→ **GOAL**:
Update the rows from the first line up to and including the line with "group-header-label: Ratio (95%", replacing "row-rule" with "row-divider" and leaving everything else unchanged. Give back only those lines.

————————

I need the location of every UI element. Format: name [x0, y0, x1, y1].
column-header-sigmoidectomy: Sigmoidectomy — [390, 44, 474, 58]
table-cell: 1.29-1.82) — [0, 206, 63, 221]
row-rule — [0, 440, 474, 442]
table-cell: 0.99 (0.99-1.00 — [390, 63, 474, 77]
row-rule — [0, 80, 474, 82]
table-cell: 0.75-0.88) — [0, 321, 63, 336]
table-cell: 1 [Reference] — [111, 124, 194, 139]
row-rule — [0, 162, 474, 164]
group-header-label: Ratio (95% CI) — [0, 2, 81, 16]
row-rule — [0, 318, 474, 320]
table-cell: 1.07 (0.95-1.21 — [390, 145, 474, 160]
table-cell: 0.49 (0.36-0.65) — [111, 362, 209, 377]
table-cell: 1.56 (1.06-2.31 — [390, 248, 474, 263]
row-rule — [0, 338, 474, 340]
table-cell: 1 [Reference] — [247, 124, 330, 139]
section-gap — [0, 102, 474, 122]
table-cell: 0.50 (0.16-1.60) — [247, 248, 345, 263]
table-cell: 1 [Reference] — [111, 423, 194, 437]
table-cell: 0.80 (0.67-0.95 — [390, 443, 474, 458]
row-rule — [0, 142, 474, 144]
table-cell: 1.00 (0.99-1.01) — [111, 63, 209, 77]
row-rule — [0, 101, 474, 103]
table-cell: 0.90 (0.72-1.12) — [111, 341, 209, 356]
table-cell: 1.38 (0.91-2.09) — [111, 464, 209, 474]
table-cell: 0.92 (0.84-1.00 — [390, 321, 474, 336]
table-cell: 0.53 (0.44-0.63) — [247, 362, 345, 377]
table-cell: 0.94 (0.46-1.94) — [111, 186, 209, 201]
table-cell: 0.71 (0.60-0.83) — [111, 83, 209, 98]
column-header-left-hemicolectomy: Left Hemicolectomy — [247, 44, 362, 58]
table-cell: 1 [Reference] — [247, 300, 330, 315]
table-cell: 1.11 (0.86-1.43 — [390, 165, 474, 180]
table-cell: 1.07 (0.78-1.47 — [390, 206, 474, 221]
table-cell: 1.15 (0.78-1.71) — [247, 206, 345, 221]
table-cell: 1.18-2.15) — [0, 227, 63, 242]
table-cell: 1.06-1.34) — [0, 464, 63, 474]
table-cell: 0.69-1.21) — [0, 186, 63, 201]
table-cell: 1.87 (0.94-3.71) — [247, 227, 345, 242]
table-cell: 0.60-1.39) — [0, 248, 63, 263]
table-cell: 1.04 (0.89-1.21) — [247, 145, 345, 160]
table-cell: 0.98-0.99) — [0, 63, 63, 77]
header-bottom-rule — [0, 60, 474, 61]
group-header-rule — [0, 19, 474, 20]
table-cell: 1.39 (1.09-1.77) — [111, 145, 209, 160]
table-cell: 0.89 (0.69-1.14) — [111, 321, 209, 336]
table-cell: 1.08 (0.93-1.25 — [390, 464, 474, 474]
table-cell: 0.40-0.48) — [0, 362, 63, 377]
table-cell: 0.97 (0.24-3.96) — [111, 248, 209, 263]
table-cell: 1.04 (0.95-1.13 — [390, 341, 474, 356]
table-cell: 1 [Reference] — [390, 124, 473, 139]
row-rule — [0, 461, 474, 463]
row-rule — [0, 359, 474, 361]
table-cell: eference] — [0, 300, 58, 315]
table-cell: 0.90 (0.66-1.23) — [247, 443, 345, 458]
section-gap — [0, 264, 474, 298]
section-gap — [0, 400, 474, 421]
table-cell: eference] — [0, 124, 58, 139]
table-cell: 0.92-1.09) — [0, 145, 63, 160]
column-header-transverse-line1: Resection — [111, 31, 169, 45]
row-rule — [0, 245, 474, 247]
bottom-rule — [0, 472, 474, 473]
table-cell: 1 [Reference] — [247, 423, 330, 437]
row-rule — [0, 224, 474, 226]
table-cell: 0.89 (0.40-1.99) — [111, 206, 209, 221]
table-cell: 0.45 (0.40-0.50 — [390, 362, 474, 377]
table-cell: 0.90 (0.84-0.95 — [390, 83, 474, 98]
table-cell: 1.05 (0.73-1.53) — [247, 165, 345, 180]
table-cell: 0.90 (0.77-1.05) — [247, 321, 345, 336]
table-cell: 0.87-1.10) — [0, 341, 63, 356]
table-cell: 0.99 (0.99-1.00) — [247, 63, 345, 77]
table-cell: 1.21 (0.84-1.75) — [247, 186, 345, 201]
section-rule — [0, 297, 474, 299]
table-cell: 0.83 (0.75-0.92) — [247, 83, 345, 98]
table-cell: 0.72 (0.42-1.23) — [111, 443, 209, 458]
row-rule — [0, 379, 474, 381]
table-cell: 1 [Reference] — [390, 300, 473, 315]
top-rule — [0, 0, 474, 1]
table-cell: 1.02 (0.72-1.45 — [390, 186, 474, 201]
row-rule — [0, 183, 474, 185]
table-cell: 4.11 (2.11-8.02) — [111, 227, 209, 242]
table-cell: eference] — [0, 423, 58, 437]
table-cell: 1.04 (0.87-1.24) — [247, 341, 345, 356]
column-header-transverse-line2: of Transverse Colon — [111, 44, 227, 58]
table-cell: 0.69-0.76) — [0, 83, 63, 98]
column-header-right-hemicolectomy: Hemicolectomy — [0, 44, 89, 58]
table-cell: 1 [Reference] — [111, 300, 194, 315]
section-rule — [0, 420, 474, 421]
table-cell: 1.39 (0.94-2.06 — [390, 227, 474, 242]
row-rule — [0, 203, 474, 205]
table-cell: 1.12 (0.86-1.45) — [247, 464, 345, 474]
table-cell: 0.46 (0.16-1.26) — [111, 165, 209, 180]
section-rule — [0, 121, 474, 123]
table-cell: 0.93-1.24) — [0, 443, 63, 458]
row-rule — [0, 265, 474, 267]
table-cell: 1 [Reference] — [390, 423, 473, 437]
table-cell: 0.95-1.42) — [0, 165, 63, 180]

————————

→ **FULL SOLUTION**:
I need the location of every UI element. Format: name [x0, y0, x1, y1].
column-header-sigmoidectomy: Sigmoidectomy — [390, 44, 474, 58]
table-cell: 1.29-1.82) — [0, 206, 63, 221]
row-divider — [0, 440, 474, 442]
table-cell: 0.99 (0.99-1.00 — [390, 63, 474, 77]
row-divider — [0, 80, 474, 82]
table-cell: 0.75-0.88) — [0, 321, 63, 336]
table-cell: 1 [Reference] — [111, 124, 194, 139]
row-divider — [0, 162, 474, 164]
group-header-label: Ratio (95% CI) — [0, 2, 81, 16]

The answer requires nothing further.